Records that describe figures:
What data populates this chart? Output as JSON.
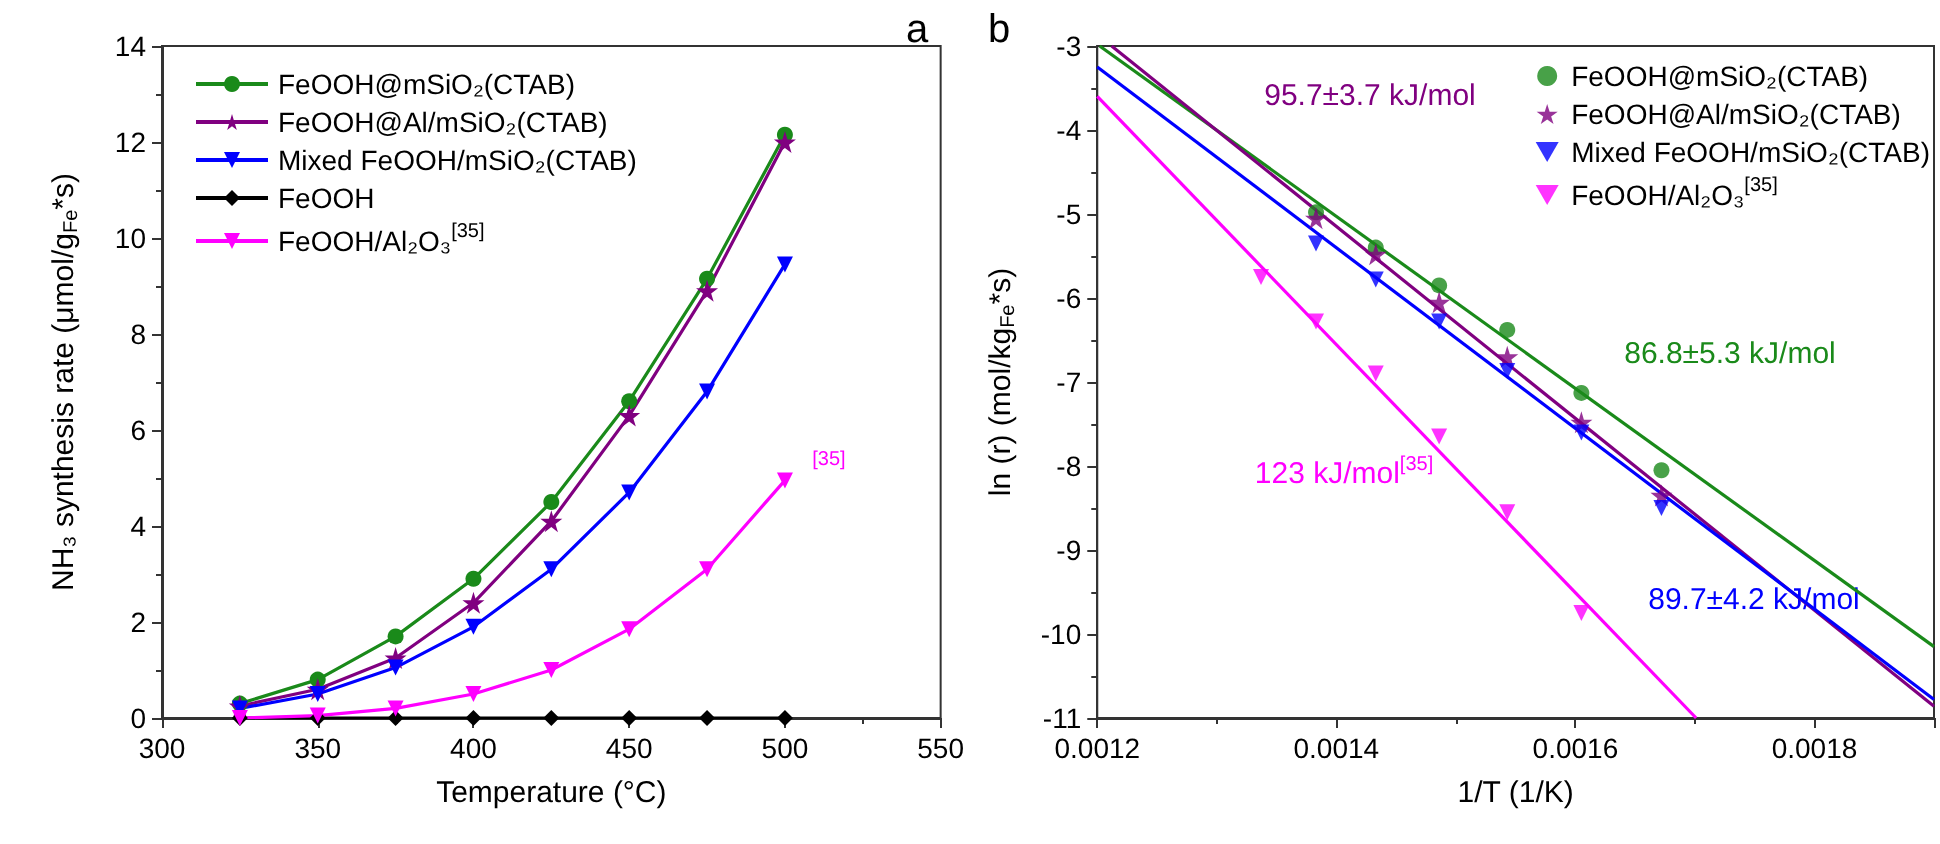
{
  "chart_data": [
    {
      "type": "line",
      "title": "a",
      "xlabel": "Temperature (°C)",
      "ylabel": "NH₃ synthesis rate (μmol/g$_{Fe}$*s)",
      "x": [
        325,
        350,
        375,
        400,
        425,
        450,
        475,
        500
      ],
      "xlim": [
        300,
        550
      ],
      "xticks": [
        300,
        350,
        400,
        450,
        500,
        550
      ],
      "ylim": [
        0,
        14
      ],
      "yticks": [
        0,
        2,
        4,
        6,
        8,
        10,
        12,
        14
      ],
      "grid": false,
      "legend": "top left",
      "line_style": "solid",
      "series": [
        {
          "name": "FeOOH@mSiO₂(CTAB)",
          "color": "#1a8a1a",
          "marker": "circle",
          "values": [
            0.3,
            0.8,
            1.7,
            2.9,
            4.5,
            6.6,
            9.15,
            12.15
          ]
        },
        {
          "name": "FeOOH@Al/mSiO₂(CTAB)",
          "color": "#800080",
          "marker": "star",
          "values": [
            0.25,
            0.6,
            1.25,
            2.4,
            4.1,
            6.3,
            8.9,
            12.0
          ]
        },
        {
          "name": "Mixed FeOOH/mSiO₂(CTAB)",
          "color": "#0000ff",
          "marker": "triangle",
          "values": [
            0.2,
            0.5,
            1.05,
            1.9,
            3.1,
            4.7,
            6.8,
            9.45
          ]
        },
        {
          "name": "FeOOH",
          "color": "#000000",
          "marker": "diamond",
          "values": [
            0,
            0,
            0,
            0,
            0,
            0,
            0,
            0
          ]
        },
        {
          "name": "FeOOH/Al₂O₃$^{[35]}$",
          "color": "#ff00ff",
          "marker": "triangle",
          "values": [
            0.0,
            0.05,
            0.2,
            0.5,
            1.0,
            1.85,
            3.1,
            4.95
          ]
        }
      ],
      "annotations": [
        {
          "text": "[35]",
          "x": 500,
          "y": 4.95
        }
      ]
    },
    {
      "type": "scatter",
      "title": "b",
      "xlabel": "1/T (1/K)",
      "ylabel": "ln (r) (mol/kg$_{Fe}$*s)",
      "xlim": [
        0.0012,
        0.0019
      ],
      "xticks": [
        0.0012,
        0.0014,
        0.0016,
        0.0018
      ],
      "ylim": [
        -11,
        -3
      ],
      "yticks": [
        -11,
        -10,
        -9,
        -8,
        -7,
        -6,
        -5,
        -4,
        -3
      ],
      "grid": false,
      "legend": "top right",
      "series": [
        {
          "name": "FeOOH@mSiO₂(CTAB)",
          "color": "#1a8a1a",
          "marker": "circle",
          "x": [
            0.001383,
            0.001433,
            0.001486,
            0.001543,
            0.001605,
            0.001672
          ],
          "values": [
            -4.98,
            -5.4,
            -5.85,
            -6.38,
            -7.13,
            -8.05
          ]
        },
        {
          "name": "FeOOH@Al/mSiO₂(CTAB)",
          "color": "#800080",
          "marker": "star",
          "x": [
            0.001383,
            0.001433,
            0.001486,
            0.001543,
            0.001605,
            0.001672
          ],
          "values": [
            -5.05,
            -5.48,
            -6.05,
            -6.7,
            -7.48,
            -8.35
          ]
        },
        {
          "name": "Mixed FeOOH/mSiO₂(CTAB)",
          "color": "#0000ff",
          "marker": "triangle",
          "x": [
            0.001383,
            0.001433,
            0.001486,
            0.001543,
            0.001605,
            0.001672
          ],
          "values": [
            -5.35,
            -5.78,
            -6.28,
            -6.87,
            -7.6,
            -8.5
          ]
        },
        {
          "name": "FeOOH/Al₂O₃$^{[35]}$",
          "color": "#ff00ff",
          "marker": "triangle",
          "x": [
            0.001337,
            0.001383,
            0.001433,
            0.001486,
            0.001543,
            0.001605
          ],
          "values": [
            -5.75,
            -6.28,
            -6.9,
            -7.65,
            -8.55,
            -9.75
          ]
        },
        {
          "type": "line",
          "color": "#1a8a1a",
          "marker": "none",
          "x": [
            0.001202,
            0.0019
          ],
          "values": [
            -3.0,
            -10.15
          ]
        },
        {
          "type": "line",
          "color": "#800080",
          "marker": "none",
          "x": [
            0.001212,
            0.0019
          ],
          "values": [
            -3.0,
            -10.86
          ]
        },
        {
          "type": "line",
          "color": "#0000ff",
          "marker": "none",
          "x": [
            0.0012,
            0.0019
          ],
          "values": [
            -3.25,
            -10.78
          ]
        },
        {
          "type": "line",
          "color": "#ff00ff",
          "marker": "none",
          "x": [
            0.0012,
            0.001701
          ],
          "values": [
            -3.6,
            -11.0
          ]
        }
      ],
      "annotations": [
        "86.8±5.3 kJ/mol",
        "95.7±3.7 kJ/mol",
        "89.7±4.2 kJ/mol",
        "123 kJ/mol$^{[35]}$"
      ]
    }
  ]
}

— THE REQUEST —
Reproduce every line precisely as given, omitting all pictures.

— ANSWER IN FULL —
What data populates this chart? Output as JSON.
{
  "chart_data": [
    {
      "type": "line",
      "title": "a",
      "xlabel": "Temperature (°C)",
      "ylabel": "NH₃ synthesis rate (μmol/g$_{Fe}$*s)",
      "x": [
        325,
        350,
        375,
        400,
        425,
        450,
        475,
        500
      ],
      "xlim": [
        300,
        550
      ],
      "xticks": [
        300,
        350,
        400,
        450,
        500,
        550
      ],
      "ylim": [
        0,
        14
      ],
      "yticks": [
        0,
        2,
        4,
        6,
        8,
        10,
        12,
        14
      ],
      "grid": false,
      "legend": "top left",
      "line_style": "solid",
      "series": [
        {
          "name": "FeOOH@mSiO₂(CTAB)",
          "color": "#1a8a1a",
          "marker": "circle",
          "values": [
            0.3,
            0.8,
            1.7,
            2.9,
            4.5,
            6.6,
            9.15,
            12.15
          ]
        },
        {
          "name": "FeOOH@Al/mSiO₂(CTAB)",
          "color": "#800080",
          "marker": "star",
          "values": [
            0.25,
            0.6,
            1.25,
            2.4,
            4.1,
            6.3,
            8.9,
            12.0
          ]
        },
        {
          "name": "Mixed FeOOH/mSiO₂(CTAB)",
          "color": "#0000ff",
          "marker": "triangle",
          "values": [
            0.2,
            0.5,
            1.05,
            1.9,
            3.1,
            4.7,
            6.8,
            9.45
          ]
        },
        {
          "name": "FeOOH",
          "color": "#000000",
          "marker": "diamond",
          "values": [
            0,
            0,
            0,
            0,
            0,
            0,
            0,
            0
          ]
        },
        {
          "name": "FeOOH/Al₂O₃$^{[35]}$",
          "color": "#ff00ff",
          "marker": "triangle",
          "values": [
            0.0,
            0.05,
            0.2,
            0.5,
            1.0,
            1.85,
            3.1,
            4.95
          ]
        }
      ],
      "annotations": [
        {
          "text": "[35]",
          "x": 500,
          "y": 4.95
        }
      ]
    },
    {
      "type": "scatter",
      "title": "b",
      "xlabel": "1/T (1/K)",
      "ylabel": "ln (r) (mol/kg$_{Fe}$*s)",
      "xlim": [
        0.0012,
        0.0019
      ],
      "xticks": [
        0.0012,
        0.0014,
        0.0016,
        0.0018
      ],
      "ylim": [
        -11,
        -3
      ],
      "yticks": [
        -11,
        -10,
        -9,
        -8,
        -7,
        -6,
        -5,
        -4,
        -3
      ],
      "grid": false,
      "legend": "top right",
      "series": [
        {
          "name": "FeOOH@mSiO₂(CTAB)",
          "color": "#1a8a1a",
          "marker": "circle",
          "x": [
            0.001383,
            0.001433,
            0.001486,
            0.001543,
            0.001605,
            0.001672
          ],
          "values": [
            -4.98,
            -5.4,
            -5.85,
            -6.38,
            -7.13,
            -8.05
          ]
        },
        {
          "name": "FeOOH@Al/mSiO₂(CTAB)",
          "color": "#800080",
          "marker": "star",
          "x": [
            0.001383,
            0.001433,
            0.001486,
            0.001543,
            0.001605,
            0.001672
          ],
          "values": [
            -5.05,
            -5.48,
            -6.05,
            -6.7,
            -7.48,
            -8.35
          ]
        },
        {
          "name": "Mixed FeOOH/mSiO₂(CTAB)",
          "color": "#0000ff",
          "marker": "triangle",
          "x": [
            0.001383,
            0.001433,
            0.001486,
            0.001543,
            0.001605,
            0.001672
          ],
          "values": [
            -5.35,
            -5.78,
            -6.28,
            -6.87,
            -7.6,
            -8.5
          ]
        },
        {
          "name": "FeOOH/Al₂O₃$^{[35]}$",
          "color": "#ff00ff",
          "marker": "triangle",
          "x": [
            0.001337,
            0.001383,
            0.001433,
            0.001486,
            0.001543,
            0.001605
          ],
          "values": [
            -5.75,
            -6.28,
            -6.9,
            -7.65,
            -8.55,
            -9.75
          ]
        },
        {
          "type": "line",
          "color": "#1a8a1a",
          "marker": "none",
          "x": [
            0.001202,
            0.0019
          ],
          "values": [
            -3.0,
            -10.15
          ]
        },
        {
          "type": "line",
          "color": "#800080",
          "marker": "none",
          "x": [
            0.001212,
            0.0019
          ],
          "values": [
            -3.0,
            -10.86
          ]
        },
        {
          "type": "line",
          "color": "#0000ff",
          "marker": "none",
          "x": [
            0.0012,
            0.0019
          ],
          "values": [
            -3.25,
            -10.78
          ]
        },
        {
          "type": "line",
          "color": "#ff00ff",
          "marker": "none",
          "x": [
            0.0012,
            0.001701
          ],
          "values": [
            -3.6,
            -11.0
          ]
        }
      ],
      "annotations": [
        "86.8±5.3 kJ/mol",
        "95.7±3.7 kJ/mol",
        "89.7±4.2 kJ/mol",
        "123 kJ/mol$^{[35]}$"
      ]
    }
  ]
}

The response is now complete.